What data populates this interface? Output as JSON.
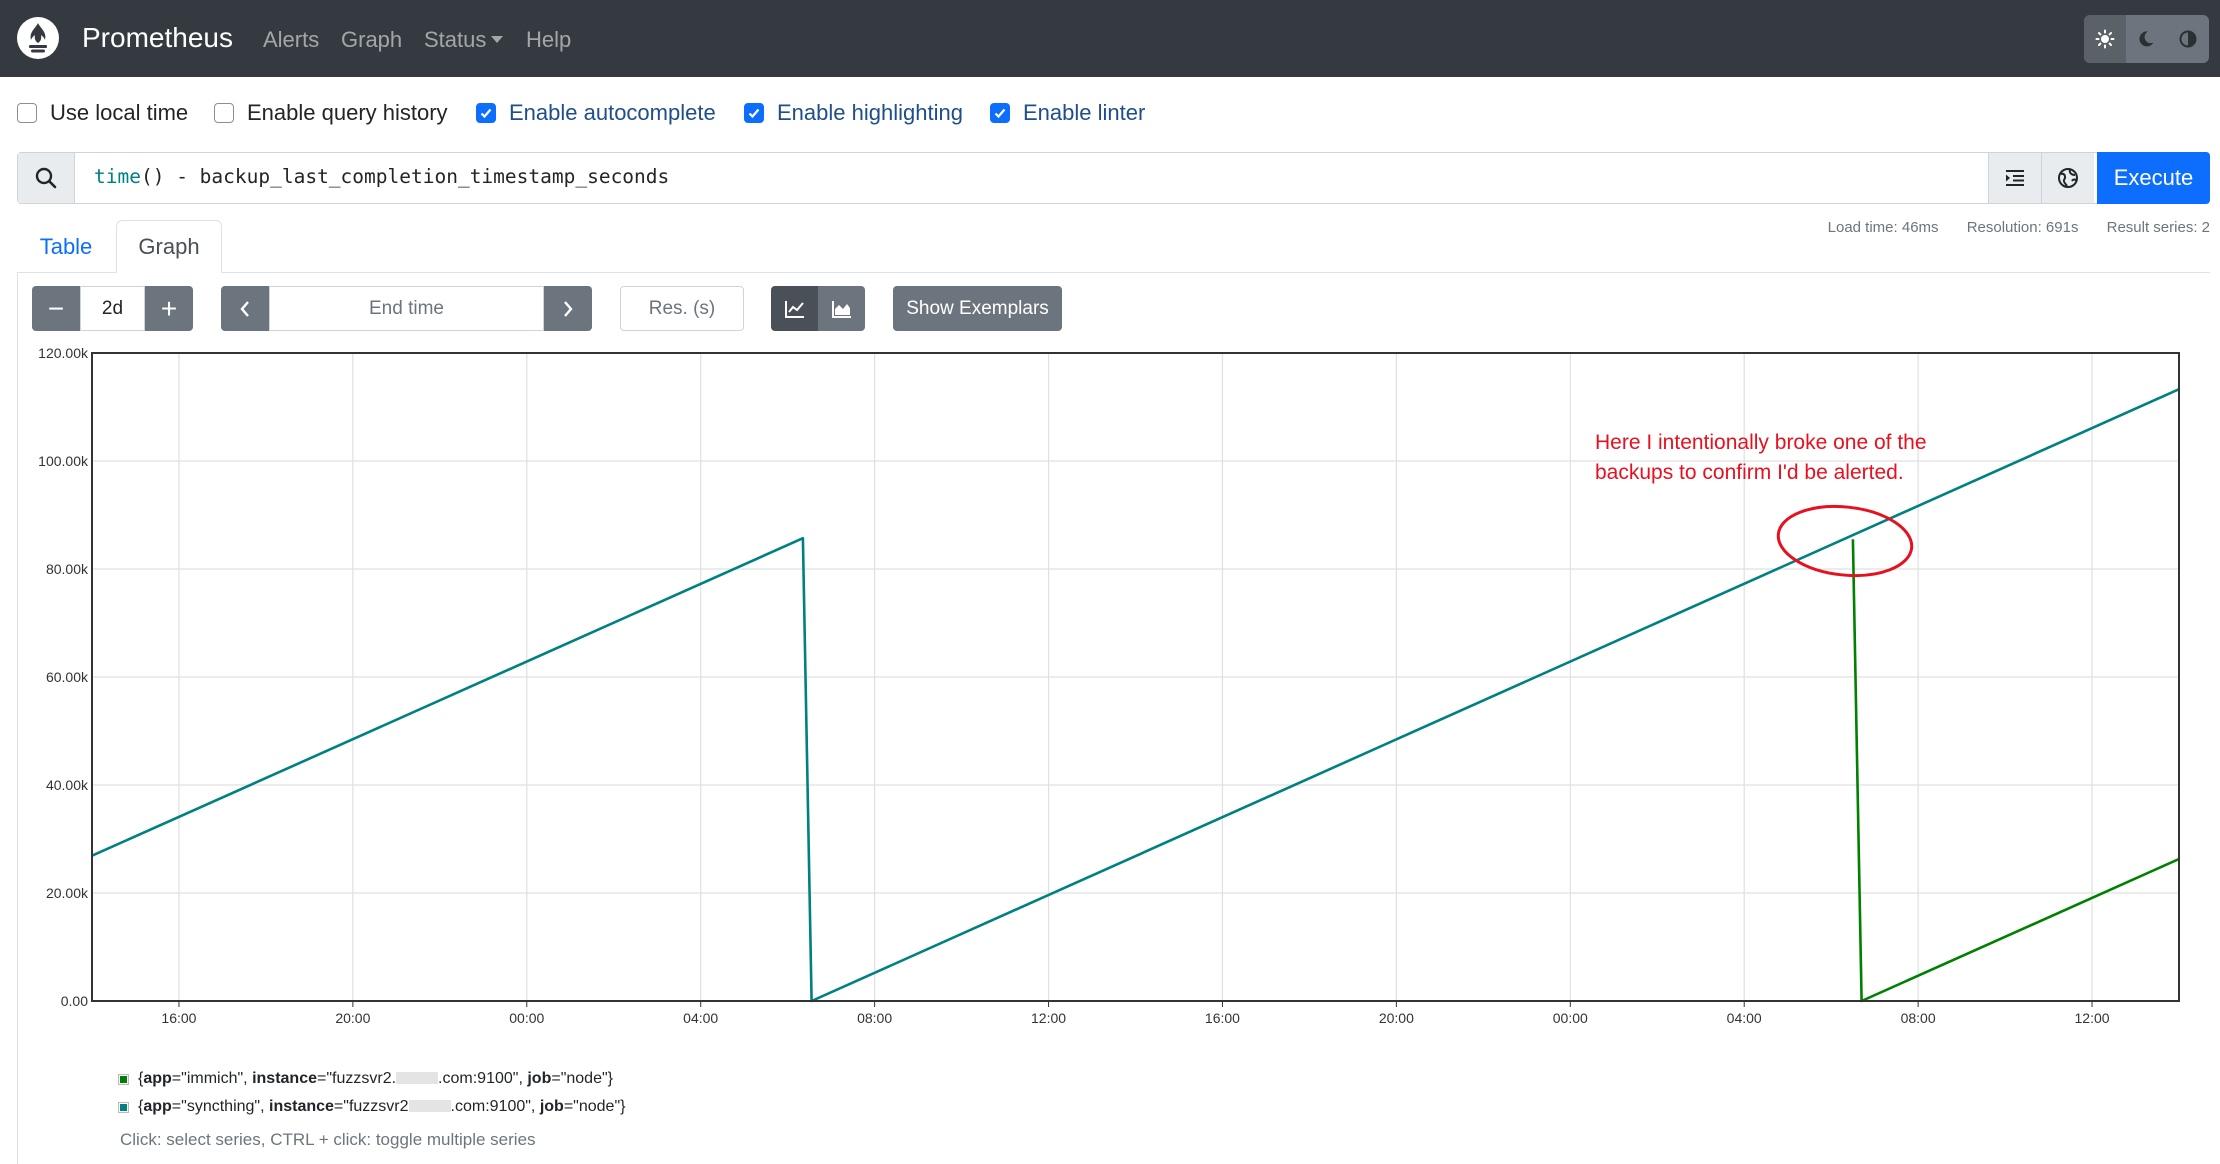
{
  "navbar": {
    "brand": "Prometheus",
    "links": [
      "Alerts",
      "Graph",
      "Status",
      "Help"
    ],
    "theme_buttons": [
      "sun-icon",
      "moon-icon",
      "half-circle-icon"
    ]
  },
  "options": [
    {
      "label": "Use local time",
      "checked": false
    },
    {
      "label": "Enable query history",
      "checked": false
    },
    {
      "label": "Enable autocomplete",
      "checked": true
    },
    {
      "label": "Enable highlighting",
      "checked": true
    },
    {
      "label": "Enable linter",
      "checked": true
    }
  ],
  "expression": {
    "fn": "time",
    "rest": "() - backup_last_completion_timestamp_seconds",
    "execute_label": "Execute"
  },
  "stats": {
    "load_time": "Load time: 46ms",
    "resolution": "Resolution: 691s",
    "result_series": "Result series: 2"
  },
  "tabs": {
    "table": "Table",
    "graph": "Graph"
  },
  "controls": {
    "minus": "−",
    "range": "2d",
    "plus": "+",
    "end_time_placeholder": "End time",
    "res_placeholder": "Res. (s)",
    "show_exemplars": "Show Exemplars"
  },
  "annotation": {
    "line1": "Here I intentionally broke one of the",
    "line2": "backups to confirm I'd be alerted."
  },
  "legend": {
    "hint": "Click: select series, CTRL + click: toggle multiple series"
  },
  "chart_data": {
    "type": "line",
    "y_ticks": [
      "120.00k",
      "100.00k",
      "80.00k",
      "60.00k",
      "40.00k",
      "20.00k",
      "0.00"
    ],
    "x_ticks": [
      "16:00",
      "20:00",
      "00:00",
      "04:00",
      "08:00",
      "12:00",
      "16:00",
      "20:00",
      "00:00",
      "04:00",
      "08:00",
      "12:00"
    ],
    "ylim": [
      0,
      120000
    ],
    "grid": true,
    "x_unit": "hours since 14:00 on the first day shown",
    "xlim": [
      0,
      48
    ],
    "series": [
      {
        "app": "immich",
        "instance_prefix": "fuzzsvr2.",
        "instance_suffix": ".com:9100",
        "job": "node",
        "color": "#008000",
        "points": [
          [
            40.5,
            85500
          ],
          [
            40.7,
            0
          ],
          [
            48,
            26300
          ]
        ]
      },
      {
        "app": "syncthing",
        "instance_prefix": "fuzzsvr2",
        "instance_suffix": ".com:9100",
        "job": "node",
        "color": "#008080",
        "points": [
          [
            0,
            26900
          ],
          [
            16.35,
            85700
          ],
          [
            16.55,
            0
          ],
          [
            48,
            113300
          ]
        ]
      }
    ]
  }
}
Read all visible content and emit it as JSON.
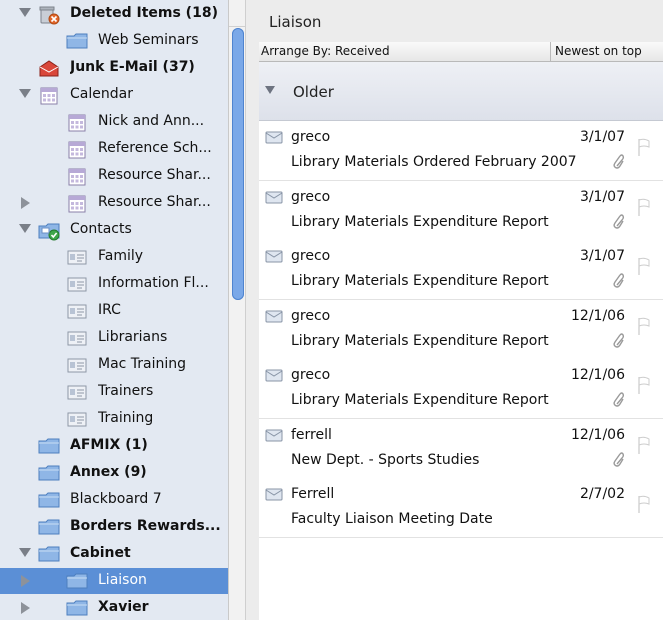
{
  "sidebar": {
    "items": [
      {
        "label": "Deleted Items (18)",
        "bold": true,
        "expand": "down",
        "icon": "trash-icon",
        "indent": 0
      },
      {
        "label": "Web Seminars",
        "bold": false,
        "expand": "none",
        "icon": "folder-icon",
        "indent": 1
      },
      {
        "label": "Junk E-Mail (37)",
        "bold": true,
        "expand": "none",
        "icon": "junk-mail-icon",
        "indent": 0
      },
      {
        "label": "Calendar",
        "bold": false,
        "expand": "down",
        "icon": "calendar-icon",
        "indent": 0
      },
      {
        "label": "Nick and Ann...",
        "bold": false,
        "expand": "none",
        "icon": "calendar-icon",
        "indent": 1
      },
      {
        "label": "Reference Sch...",
        "bold": false,
        "expand": "none",
        "icon": "calendar-icon",
        "indent": 1
      },
      {
        "label": "Resource Shar...",
        "bold": false,
        "expand": "none",
        "icon": "calendar-icon",
        "indent": 1
      },
      {
        "label": "Resource Shar...",
        "bold": false,
        "expand": "right",
        "icon": "calendar-icon",
        "indent": 1
      },
      {
        "label": "Contacts",
        "bold": false,
        "expand": "down",
        "icon": "contacts-icon",
        "indent": 0
      },
      {
        "label": "Family",
        "bold": false,
        "expand": "none",
        "icon": "contact-card-icon",
        "indent": 1
      },
      {
        "label": "Information Fl...",
        "bold": false,
        "expand": "none",
        "icon": "contact-card-icon",
        "indent": 1
      },
      {
        "label": "IRC",
        "bold": false,
        "expand": "none",
        "icon": "contact-card-icon",
        "indent": 1
      },
      {
        "label": "Librarians",
        "bold": false,
        "expand": "none",
        "icon": "contact-card-icon",
        "indent": 1
      },
      {
        "label": "Mac Training",
        "bold": false,
        "expand": "none",
        "icon": "contact-card-icon",
        "indent": 1
      },
      {
        "label": "Trainers",
        "bold": false,
        "expand": "none",
        "icon": "contact-card-icon",
        "indent": 1
      },
      {
        "label": "Training",
        "bold": false,
        "expand": "none",
        "icon": "contact-card-icon",
        "indent": 1
      },
      {
        "label": "AFMIX (1)",
        "bold": true,
        "expand": "none",
        "icon": "folder-icon",
        "indent": 0
      },
      {
        "label": "Annex (9)",
        "bold": true,
        "expand": "none",
        "icon": "folder-icon",
        "indent": 0
      },
      {
        "label": "Blackboard 7",
        "bold": false,
        "expand": "none",
        "icon": "folder-icon",
        "indent": 0
      },
      {
        "label": "Borders Rewards...",
        "bold": true,
        "expand": "none",
        "icon": "folder-icon",
        "indent": 0
      },
      {
        "label": "Cabinet",
        "bold": true,
        "expand": "down",
        "icon": "folder-icon",
        "indent": 0
      },
      {
        "label": "Liaison",
        "bold": false,
        "expand": "right",
        "icon": "folder-icon",
        "indent": 1,
        "selected": true
      },
      {
        "label": "Xavier",
        "bold": true,
        "expand": "right",
        "icon": "folder-icon",
        "indent": 1
      }
    ]
  },
  "pane": {
    "title": "Liaison",
    "arrange_by": "Arrange By: Received",
    "sort_order": "Newest on top",
    "group_label": "Older"
  },
  "messages": [
    {
      "from": "greco",
      "date": "3/1/07",
      "subject": "Library Materials Ordered February 2007",
      "attachment": true
    },
    {
      "from": "greco",
      "date": "3/1/07",
      "subject": "Library Materials Expenditure Report",
      "attachment": true
    },
    {
      "from": "greco",
      "date": "3/1/07",
      "subject": "Library Materials Expenditure Report",
      "attachment": true
    },
    {
      "from": "greco",
      "date": "12/1/06",
      "subject": "Library Materials Expenditure Report",
      "attachment": true
    },
    {
      "from": "greco",
      "date": "12/1/06",
      "subject": "Library Materials Expenditure Report",
      "attachment": true
    },
    {
      "from": "ferrell",
      "date": "12/1/06",
      "subject": "New Dept. - Sports Studies",
      "attachment": true
    },
    {
      "from": "Ferrell",
      "date": "2/7/02",
      "subject": "Faculty Liaison Meeting Date",
      "attachment": false
    }
  ],
  "colors": {
    "sidebar_bg": "#e3e9f2",
    "selection": "#5b8fd6",
    "folder_blue": "#8fb6e6"
  }
}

★ ★ ★

JOB: Transcribe the whole listing, character for character, but not its images.

OUTPUT:
What data populates this interface? Output as JSON.
{
  "navbar": {
    "brand": "Prometheus",
    "links": [
      "Alerts",
      "Graph",
      "Status",
      "Help"
    ],
    "theme_buttons": [
      "sun-icon",
      "moon-icon",
      "half-circle-icon"
    ]
  },
  "options": [
    {
      "label": "Use local time",
      "checked": false
    },
    {
      "label": "Enable query history",
      "checked": false
    },
    {
      "label": "Enable autocomplete",
      "checked": true
    },
    {
      "label": "Enable highlighting",
      "checked": true
    },
    {
      "label": "Enable linter",
      "checked": true
    }
  ],
  "expression": {
    "fn": "time",
    "rest": "() - backup_last_completion_timestamp_seconds",
    "execute_label": "Execute"
  },
  "stats": {
    "load_time": "Load time: 46ms",
    "resolution": "Resolution: 691s",
    "result_series": "Result series: 2"
  },
  "tabs": {
    "table": "Table",
    "graph": "Graph"
  },
  "controls": {
    "minus": "−",
    "range": "2d",
    "plus": "+",
    "end_time_placeholder": "End time",
    "res_placeholder": "Res. (s)",
    "show_exemplars": "Show Exemplars"
  },
  "annotation": {
    "line1": "Here I intentionally broke one of the",
    "line2": "backups to confirm I'd be alerted."
  },
  "legend": {
    "hint": "Click: select series, CTRL + click: toggle multiple series"
  },
  "chart_data": {
    "type": "line",
    "y_ticks": [
      "120.00k",
      "100.00k",
      "80.00k",
      "60.00k",
      "40.00k",
      "20.00k",
      "0.00"
    ],
    "x_ticks": [
      "16:00",
      "20:00",
      "00:00",
      "04:00",
      "08:00",
      "12:00",
      "16:00",
      "20:00",
      "00:00",
      "04:00",
      "08:00",
      "12:00"
    ],
    "ylim": [
      0,
      120000
    ],
    "grid": true,
    "x_unit": "hours since 14:00 on the first day shown",
    "xlim": [
      0,
      48
    ],
    "series": [
      {
        "app": "immich",
        "instance_prefix": "fuzzsvr2.",
        "instance_suffix": ".com:9100",
        "job": "node",
        "color": "#008000",
        "points": [
          [
            40.5,
            85500
          ],
          [
            40.7,
            0
          ],
          [
            48,
            26300
          ]
        ]
      },
      {
        "app": "syncthing",
        "instance_prefix": "fuzzsvr2",
        "instance_suffix": ".com:9100",
        "job": "node",
        "color": "#008080",
        "points": [
          [
            0,
            26900
          ],
          [
            16.35,
            85700
          ],
          [
            16.55,
            0
          ],
          [
            48,
            113300
          ]
        ]
      }
    ]
  }
}
Read all visible content and emit it as JSON.
{
  "sidebar": {
    "items": [
      {
        "label": "Deleted Items (18)",
        "bold": true,
        "expand": "down",
        "icon": "trash-icon",
        "indent": 0
      },
      {
        "label": "Web Seminars",
        "bold": false,
        "expand": "none",
        "icon": "folder-icon",
        "indent": 1
      },
      {
        "label": "Junk E-Mail (37)",
        "bold": true,
        "expand": "none",
        "icon": "junk-mail-icon",
        "indent": 0
      },
      {
        "label": "Calendar",
        "bold": false,
        "expand": "down",
        "icon": "calendar-icon",
        "indent": 0
      },
      {
        "label": "Nick and Ann...",
        "bold": false,
        "expand": "none",
        "icon": "calendar-icon",
        "indent": 1
      },
      {
        "label": "Reference Sch...",
        "bold": false,
        "expand": "none",
        "icon": "calendar-icon",
        "indent": 1
      },
      {
        "label": "Resource Shar...",
        "bold": false,
        "expand": "none",
        "icon": "calendar-icon",
        "indent": 1
      },
      {
        "label": "Resource Shar...",
        "bold": false,
        "expand": "right",
        "icon": "calendar-icon",
        "indent": 1
      },
      {
        "label": "Contacts",
        "bold": false,
        "expand": "down",
        "icon": "contacts-icon",
        "indent": 0
      },
      {
        "label": "Family",
        "bold": false,
        "expand": "none",
        "icon": "contact-card-icon",
        "indent": 1
      },
      {
        "label": "Information Fl...",
        "bold": false,
        "expand": "none",
        "icon": "contact-card-icon",
        "indent": 1
      },
      {
        "label": "IRC",
        "bold": false,
        "expand": "none",
        "icon": "contact-card-icon",
        "indent": 1
      },
      {
        "label": "Librarians",
        "bold": false,
        "expand": "none",
        "icon": "contact-card-icon",
        "indent": 1
      },
      {
        "label": "Mac Training",
        "bold": false,
        "expand": "none",
        "icon": "contact-card-icon",
        "indent": 1
      },
      {
        "label": "Trainers",
        "bold": false,
        "expand": "none",
        "icon": "contact-card-icon",
        "indent": 1
      },
      {
        "label": "Training",
        "bold": false,
        "expand": "none",
        "icon": "contact-card-icon",
        "indent": 1
      },
      {
        "label": "AFMIX (1)",
        "bold": true,
        "expand": "none",
        "icon": "folder-icon",
        "indent": 0
      },
      {
        "label": "Annex (9)",
        "bold": true,
        "expand": "none",
        "icon": "folder-icon",
        "indent": 0
      },
      {
        "label": "Blackboard 7",
        "bold": false,
        "expand": "none",
        "icon": "folder-icon",
        "indent": 0
      },
      {
        "label": "Borders Rewards...",
        "bold": true,
        "expand": "none",
        "icon": "folder-icon",
        "indent": 0
      },
      {
        "label": "Cabinet",
        "bold": true,
        "expand": "down",
        "icon": "folder-icon",
        "indent": 0
      },
      {
        "label": "Liaison",
        "bold": false,
        "expand": "right",
        "icon": "folder-icon",
        "indent": 1,
        "selected": true
      },
      {
        "label": "Xavier",
        "bold": true,
        "expand": "right",
        "icon": "folder-icon",
        "indent": 1
      }
    ]
  },
  "pane": {
    "title": "Liaison",
    "arrange_by": "Arrange By: Received",
    "sort_order": "Newest on top",
    "group_label": "Older"
  },
  "messages": [
    {
      "from": "greco",
      "date": "3/1/07",
      "subject": "Library Materials Ordered February 2007",
      "attachment": true
    },
    {
      "from": "greco",
      "date": "3/1/07",
      "subject": "Library Materials Expenditure Report",
      "attachment": true
    },
    {
      "from": "greco",
      "date": "3/1/07",
      "subject": "Library Materials Expenditure Report",
      "attachment": true
    },
    {
      "from": "greco",
      "date": "12/1/06",
      "subject": "Library Materials Expenditure Report",
      "attachment": true
    },
    {
      "from": "greco",
      "date": "12/1/06",
      "subject": "Library Materials Expenditure Report",
      "attachment": true
    },
    {
      "from": "ferrell",
      "date": "12/1/06",
      "subject": "New Dept. - Sports Studies",
      "attachment": true
    },
    {
      "from": "Ferrell",
      "date": "2/7/02",
      "subject": "Faculty Liaison Meeting Date",
      "attachment": false
    }
  ],
  "colors": {
    "sidebar_bg": "#e3e9f2",
    "selection": "#5b8fd6",
    "folder_blue": "#8fb6e6"
  }
}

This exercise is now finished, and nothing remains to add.